Entries with figure data:

(begin)

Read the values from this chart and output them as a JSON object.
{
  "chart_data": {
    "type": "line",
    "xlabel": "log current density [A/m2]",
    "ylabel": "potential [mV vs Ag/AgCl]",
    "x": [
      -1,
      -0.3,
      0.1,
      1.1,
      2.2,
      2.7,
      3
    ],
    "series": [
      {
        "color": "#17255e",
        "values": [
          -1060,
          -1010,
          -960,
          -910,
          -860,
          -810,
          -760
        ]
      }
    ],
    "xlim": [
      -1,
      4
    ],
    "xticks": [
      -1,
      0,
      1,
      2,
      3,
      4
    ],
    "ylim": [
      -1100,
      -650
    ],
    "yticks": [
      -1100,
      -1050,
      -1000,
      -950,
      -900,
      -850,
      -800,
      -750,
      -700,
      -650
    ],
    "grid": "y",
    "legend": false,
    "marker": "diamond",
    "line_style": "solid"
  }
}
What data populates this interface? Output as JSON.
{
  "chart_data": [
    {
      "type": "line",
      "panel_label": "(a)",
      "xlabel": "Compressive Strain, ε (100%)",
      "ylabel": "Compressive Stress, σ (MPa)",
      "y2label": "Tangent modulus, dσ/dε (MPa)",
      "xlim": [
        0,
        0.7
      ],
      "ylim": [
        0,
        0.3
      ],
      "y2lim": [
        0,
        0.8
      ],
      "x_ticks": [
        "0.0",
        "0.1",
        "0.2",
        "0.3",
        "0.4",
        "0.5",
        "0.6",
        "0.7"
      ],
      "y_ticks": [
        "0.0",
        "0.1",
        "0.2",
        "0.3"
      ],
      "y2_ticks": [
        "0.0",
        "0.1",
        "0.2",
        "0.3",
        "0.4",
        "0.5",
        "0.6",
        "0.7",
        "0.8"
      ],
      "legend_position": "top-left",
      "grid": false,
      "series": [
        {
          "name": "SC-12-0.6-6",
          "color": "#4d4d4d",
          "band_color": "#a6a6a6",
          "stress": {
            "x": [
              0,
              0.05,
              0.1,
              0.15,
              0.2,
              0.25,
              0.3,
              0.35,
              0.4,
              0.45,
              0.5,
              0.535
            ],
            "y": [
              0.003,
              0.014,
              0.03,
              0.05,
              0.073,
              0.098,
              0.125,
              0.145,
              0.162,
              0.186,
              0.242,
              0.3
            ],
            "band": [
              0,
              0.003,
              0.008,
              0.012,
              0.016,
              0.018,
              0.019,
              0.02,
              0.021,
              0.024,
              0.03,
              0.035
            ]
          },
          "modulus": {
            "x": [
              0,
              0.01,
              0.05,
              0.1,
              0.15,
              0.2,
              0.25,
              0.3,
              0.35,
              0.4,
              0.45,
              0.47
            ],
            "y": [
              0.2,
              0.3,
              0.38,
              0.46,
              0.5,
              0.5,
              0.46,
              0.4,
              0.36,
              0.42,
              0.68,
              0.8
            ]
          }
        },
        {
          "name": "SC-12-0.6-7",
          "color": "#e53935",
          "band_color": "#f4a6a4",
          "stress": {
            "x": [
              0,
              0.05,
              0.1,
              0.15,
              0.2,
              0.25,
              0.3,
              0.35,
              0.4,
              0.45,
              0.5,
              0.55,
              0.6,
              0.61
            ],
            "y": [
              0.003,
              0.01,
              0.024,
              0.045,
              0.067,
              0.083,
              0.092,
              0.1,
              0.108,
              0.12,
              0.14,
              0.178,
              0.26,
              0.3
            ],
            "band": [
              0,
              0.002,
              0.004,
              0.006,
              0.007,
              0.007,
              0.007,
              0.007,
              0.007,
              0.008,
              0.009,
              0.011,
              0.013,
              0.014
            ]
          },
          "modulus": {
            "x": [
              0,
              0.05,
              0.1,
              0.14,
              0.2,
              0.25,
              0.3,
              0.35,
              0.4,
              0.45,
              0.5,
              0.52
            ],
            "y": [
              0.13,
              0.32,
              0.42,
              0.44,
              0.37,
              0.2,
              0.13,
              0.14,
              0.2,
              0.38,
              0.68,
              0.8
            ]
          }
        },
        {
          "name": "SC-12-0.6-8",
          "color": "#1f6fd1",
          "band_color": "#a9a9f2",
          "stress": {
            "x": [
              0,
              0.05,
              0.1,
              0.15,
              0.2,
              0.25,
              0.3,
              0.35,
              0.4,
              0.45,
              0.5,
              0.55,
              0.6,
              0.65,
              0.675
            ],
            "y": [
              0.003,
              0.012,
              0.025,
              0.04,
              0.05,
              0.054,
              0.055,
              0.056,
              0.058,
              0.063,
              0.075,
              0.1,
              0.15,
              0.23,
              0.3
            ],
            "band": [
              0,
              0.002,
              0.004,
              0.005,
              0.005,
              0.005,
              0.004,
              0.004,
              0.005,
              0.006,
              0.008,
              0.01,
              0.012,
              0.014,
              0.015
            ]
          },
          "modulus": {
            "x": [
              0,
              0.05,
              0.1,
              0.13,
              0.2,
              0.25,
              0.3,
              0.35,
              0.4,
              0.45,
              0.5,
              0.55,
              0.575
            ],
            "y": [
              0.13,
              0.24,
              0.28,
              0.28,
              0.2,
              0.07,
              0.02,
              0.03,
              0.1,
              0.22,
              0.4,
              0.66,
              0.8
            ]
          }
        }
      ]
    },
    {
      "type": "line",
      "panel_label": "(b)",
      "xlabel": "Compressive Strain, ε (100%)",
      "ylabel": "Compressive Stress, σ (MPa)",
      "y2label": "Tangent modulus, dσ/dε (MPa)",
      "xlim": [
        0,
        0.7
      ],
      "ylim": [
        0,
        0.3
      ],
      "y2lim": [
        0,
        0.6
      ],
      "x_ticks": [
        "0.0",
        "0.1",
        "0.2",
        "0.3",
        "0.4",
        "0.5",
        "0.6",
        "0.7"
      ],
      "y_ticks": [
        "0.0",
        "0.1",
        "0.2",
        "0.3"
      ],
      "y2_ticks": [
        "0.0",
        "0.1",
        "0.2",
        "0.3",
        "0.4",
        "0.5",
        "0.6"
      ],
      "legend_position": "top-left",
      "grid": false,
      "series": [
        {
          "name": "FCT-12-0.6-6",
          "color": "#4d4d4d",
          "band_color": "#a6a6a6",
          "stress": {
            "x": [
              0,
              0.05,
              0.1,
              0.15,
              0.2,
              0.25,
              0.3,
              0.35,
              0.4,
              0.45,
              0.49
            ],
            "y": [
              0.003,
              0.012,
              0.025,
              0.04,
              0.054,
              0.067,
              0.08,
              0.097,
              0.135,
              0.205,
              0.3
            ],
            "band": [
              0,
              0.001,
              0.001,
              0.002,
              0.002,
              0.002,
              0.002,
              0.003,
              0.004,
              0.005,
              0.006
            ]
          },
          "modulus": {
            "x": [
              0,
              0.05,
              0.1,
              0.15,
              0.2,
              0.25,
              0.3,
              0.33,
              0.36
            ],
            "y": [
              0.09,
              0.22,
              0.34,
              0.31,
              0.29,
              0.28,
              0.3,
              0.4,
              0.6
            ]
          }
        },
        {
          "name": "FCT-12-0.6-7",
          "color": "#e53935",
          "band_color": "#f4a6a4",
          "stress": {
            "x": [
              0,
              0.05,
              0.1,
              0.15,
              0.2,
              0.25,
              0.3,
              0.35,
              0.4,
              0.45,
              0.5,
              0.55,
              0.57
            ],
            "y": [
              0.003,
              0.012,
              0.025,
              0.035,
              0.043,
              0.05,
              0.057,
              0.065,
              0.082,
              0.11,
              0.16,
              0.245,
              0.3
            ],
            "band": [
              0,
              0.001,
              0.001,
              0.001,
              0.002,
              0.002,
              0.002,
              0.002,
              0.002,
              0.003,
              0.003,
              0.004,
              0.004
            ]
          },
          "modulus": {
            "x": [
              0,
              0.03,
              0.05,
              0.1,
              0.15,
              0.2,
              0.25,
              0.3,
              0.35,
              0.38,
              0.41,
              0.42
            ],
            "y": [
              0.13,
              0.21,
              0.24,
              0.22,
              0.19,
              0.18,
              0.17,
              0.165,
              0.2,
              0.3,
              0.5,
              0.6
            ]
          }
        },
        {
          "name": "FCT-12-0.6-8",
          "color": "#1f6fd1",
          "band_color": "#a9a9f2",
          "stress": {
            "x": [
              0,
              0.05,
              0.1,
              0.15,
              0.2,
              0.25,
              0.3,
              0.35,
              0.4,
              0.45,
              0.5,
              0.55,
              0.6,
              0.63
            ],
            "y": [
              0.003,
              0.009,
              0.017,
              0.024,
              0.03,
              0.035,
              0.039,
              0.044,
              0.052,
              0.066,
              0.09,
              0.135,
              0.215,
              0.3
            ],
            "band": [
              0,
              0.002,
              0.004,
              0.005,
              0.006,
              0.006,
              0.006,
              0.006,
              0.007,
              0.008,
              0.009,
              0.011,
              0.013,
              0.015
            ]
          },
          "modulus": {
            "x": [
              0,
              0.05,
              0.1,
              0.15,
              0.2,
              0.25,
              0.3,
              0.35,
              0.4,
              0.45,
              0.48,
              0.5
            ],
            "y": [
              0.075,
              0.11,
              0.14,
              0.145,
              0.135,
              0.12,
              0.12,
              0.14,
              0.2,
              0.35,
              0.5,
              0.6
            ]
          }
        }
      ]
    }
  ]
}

(end)

— Written request —
Across the preceding material, how many lines contain the word "values"? State the number alone.

— Correct answer —
2